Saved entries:

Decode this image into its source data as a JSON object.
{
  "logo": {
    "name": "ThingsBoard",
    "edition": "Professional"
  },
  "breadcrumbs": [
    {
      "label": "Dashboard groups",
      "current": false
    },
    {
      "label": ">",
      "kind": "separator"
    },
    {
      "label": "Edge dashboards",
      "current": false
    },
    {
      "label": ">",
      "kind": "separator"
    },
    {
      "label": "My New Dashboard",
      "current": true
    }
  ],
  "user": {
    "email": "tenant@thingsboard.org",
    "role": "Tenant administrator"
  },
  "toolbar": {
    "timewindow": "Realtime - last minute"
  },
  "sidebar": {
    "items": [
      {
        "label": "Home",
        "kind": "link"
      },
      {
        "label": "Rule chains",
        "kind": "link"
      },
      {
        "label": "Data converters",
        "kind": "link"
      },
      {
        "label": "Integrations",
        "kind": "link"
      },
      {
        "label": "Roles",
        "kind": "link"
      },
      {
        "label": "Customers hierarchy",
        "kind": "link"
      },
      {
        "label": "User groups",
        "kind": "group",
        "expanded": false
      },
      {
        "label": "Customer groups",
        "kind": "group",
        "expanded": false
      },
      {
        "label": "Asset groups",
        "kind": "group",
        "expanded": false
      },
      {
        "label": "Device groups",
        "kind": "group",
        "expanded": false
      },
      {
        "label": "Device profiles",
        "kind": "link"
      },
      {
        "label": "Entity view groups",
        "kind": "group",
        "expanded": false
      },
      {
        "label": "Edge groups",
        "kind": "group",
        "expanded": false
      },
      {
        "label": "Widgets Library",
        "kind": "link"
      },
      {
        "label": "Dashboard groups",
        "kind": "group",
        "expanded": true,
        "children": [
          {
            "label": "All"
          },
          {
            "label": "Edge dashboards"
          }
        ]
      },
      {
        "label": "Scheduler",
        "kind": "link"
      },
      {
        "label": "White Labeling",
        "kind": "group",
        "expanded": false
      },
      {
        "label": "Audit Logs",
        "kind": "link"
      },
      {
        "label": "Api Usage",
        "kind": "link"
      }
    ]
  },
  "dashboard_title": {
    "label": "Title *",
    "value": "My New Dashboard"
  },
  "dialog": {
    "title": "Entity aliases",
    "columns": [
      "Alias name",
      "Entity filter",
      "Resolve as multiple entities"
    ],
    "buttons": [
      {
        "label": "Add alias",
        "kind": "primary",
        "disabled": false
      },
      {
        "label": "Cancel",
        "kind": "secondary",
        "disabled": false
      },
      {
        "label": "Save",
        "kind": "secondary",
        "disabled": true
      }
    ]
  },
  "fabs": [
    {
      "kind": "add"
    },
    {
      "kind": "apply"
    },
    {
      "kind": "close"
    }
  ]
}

GIVEN PROBLEM:
Using the listing above, locate the lines that hold "Device" and copy each one.

RESPONSE BELOW:
        "label": "Device groups",
        "label": "Device profiles",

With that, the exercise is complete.